What this task involves: Copy each line below in which the string "Феррит" occurs.

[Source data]
---+---
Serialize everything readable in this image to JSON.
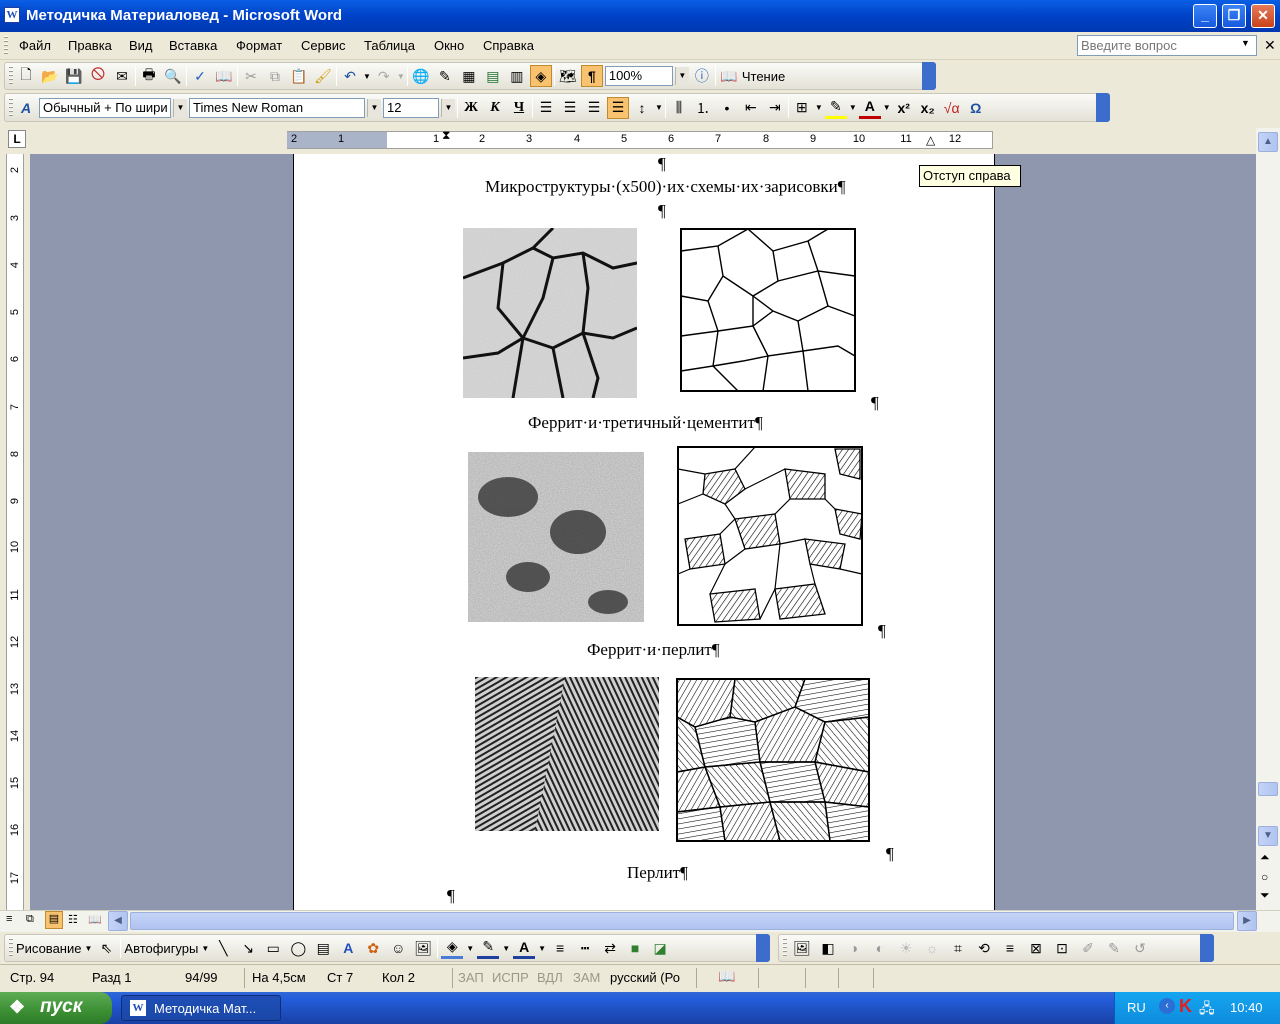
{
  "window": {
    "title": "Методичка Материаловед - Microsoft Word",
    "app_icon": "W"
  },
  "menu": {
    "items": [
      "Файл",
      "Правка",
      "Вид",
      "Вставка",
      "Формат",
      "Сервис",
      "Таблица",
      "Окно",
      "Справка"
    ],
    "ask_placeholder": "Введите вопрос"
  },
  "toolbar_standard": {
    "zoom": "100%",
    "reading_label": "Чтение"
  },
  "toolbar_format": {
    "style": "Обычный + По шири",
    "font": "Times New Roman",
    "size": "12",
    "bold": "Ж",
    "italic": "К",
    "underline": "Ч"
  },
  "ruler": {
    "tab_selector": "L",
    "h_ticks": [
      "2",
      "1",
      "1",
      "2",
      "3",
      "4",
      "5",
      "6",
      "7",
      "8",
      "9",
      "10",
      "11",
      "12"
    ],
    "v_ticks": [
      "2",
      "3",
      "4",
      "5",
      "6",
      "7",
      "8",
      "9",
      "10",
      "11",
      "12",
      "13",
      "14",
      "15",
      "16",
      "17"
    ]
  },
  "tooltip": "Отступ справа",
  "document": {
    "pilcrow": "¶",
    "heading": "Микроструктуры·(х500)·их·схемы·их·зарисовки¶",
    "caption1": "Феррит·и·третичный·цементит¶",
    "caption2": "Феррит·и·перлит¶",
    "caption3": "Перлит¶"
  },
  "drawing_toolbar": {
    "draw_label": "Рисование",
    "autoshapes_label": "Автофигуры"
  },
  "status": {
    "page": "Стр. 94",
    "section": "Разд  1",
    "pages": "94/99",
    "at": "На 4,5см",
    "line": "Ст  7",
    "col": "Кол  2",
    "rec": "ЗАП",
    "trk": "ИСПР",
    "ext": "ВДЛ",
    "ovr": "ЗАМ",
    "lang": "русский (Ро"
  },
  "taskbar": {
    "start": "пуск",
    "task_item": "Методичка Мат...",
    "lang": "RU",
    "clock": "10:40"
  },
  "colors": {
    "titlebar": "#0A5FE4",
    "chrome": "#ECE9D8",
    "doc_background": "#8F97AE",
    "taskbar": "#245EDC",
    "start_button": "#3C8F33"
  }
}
---+---
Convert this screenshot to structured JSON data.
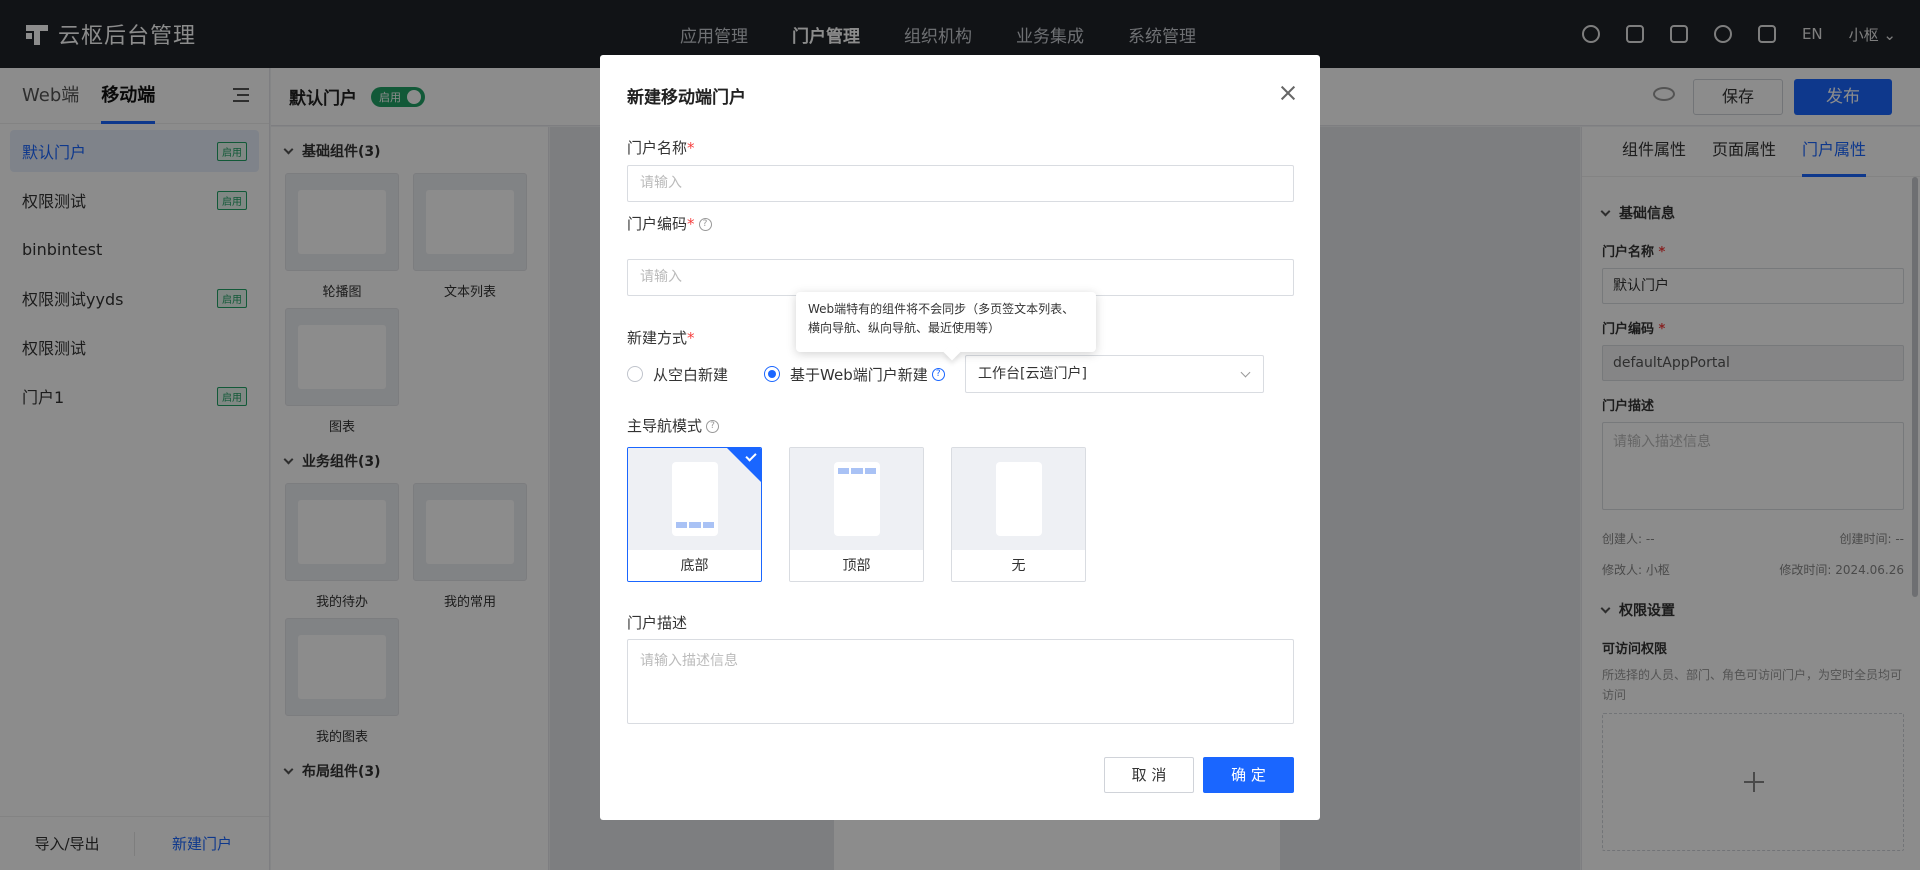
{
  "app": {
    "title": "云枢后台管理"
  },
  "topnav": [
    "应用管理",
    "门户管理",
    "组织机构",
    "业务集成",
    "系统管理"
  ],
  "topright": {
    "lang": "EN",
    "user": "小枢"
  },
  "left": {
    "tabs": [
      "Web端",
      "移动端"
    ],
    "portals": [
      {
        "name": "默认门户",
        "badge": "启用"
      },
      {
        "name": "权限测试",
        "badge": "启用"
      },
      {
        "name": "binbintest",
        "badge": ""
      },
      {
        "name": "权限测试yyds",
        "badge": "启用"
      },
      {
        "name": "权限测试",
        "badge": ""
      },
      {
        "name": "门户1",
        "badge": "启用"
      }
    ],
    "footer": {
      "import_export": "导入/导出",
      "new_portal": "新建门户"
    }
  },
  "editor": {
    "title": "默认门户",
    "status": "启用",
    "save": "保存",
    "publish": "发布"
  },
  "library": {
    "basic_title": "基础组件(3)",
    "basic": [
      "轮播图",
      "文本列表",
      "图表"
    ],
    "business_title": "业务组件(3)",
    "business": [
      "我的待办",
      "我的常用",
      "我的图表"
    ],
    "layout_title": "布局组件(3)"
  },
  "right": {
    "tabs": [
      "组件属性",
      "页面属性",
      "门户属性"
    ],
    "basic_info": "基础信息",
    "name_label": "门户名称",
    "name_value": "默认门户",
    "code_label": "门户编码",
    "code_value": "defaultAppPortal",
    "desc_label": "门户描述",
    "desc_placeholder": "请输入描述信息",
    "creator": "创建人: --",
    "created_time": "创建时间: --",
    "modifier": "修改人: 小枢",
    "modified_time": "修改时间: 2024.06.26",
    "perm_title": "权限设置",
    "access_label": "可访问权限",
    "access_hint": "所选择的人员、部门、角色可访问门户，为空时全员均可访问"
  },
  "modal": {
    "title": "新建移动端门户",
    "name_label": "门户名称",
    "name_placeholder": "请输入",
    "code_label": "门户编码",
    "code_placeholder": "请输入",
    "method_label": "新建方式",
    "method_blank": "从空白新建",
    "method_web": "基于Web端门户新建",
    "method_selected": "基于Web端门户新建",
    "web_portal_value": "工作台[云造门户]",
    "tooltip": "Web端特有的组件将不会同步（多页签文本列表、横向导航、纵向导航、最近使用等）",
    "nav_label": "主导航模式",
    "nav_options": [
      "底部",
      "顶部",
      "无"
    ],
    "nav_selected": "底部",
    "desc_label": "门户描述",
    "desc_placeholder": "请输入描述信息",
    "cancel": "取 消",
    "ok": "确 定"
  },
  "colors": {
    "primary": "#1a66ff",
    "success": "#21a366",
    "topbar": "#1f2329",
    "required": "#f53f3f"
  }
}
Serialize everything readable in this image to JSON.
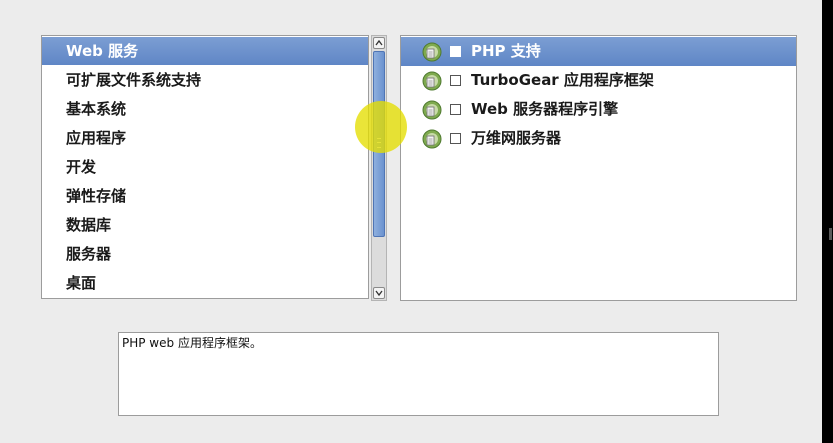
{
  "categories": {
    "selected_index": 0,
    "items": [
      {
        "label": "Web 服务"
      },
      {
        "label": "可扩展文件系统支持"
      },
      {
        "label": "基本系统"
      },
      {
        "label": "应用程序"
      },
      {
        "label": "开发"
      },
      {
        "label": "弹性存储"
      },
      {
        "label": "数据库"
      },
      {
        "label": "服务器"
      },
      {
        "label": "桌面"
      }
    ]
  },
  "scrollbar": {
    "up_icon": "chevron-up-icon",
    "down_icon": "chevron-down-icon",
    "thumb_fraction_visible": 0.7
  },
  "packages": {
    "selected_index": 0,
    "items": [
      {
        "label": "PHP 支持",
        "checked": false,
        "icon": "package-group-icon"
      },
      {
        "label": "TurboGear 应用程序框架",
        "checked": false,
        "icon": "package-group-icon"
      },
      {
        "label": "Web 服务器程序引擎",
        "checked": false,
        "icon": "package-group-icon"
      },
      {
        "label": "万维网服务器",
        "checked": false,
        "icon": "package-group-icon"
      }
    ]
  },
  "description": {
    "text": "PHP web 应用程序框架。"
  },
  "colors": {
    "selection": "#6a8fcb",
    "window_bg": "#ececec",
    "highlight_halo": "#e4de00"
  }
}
---+---
Answer to the exercise:
    "caption1": "Феррит·и·третичный·цементит¶",
    "caption2": "Феррит·и·перлит¶",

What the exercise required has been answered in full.